--- Dataset records ---
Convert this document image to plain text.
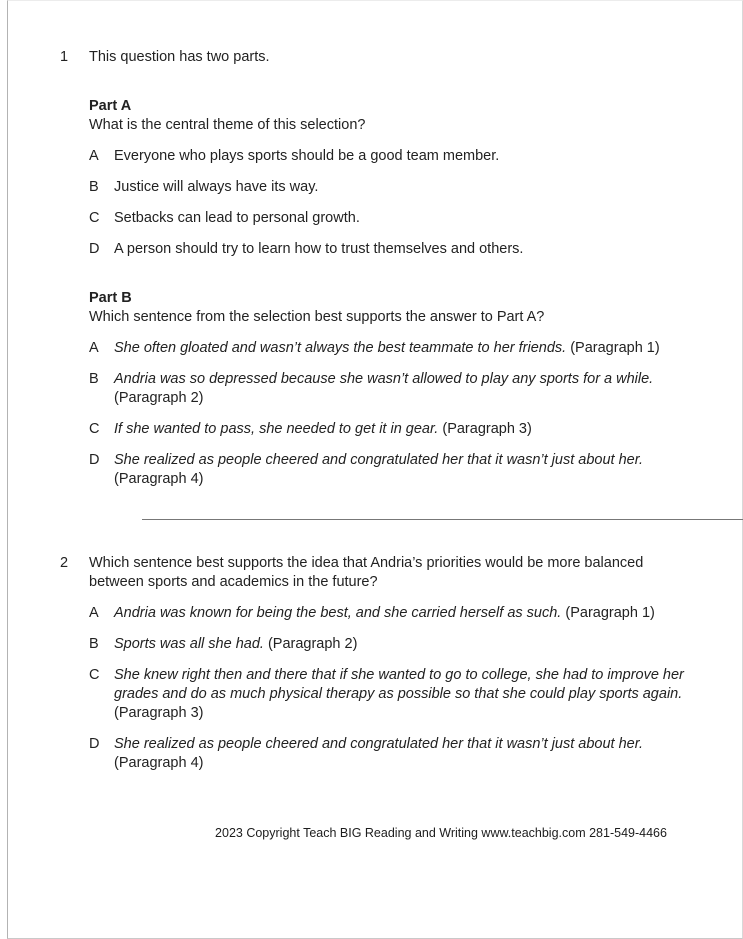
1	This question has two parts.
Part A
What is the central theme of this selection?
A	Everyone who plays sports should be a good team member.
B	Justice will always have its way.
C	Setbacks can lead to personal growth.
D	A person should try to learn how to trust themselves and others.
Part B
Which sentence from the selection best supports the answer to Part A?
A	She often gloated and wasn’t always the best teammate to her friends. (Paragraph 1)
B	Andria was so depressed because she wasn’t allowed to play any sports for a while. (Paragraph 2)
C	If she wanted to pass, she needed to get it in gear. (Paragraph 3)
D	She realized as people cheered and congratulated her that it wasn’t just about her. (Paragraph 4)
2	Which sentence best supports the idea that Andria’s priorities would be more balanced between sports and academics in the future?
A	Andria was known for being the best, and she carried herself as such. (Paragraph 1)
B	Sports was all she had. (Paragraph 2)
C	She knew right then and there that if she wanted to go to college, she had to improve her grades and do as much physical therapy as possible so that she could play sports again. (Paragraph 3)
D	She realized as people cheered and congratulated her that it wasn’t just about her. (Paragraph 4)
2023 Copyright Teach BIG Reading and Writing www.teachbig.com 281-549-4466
...
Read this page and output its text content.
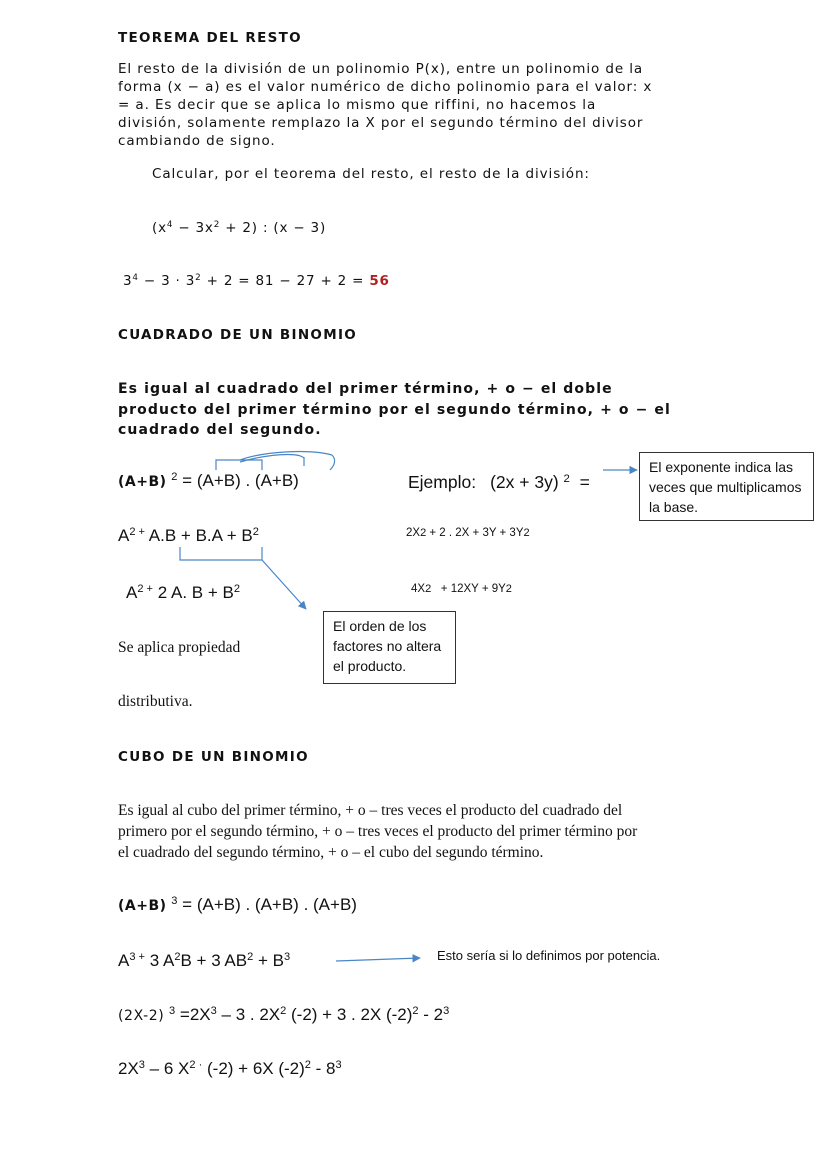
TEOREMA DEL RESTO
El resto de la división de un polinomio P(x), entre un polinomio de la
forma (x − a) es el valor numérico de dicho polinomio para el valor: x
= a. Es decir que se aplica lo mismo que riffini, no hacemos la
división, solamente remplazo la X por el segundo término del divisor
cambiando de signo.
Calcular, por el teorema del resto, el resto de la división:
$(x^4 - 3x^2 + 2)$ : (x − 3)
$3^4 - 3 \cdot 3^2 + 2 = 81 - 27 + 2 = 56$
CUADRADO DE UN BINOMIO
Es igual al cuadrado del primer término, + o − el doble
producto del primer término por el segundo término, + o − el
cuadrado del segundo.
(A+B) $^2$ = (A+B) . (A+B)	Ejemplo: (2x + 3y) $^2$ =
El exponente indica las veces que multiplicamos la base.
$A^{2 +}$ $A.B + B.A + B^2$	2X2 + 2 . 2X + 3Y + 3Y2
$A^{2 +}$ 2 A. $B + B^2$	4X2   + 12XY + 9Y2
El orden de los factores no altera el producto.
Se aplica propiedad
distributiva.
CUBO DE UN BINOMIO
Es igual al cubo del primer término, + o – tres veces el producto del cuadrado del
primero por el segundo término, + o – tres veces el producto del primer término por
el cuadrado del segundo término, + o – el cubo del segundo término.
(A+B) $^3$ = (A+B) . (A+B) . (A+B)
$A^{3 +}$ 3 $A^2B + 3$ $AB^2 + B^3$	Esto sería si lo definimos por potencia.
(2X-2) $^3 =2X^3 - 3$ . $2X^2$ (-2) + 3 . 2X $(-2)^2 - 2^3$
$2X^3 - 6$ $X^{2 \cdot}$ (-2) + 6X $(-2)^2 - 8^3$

--- The exercise ---
Gather and copy every line of the data in which the string "supports" is found.

--- Result of the exercise ---
Which sentence from the selection best supports the answer to Part A?
2	Which sentence best supports the idea that Andria’s priorities would be more balanced between sports and academics in the future?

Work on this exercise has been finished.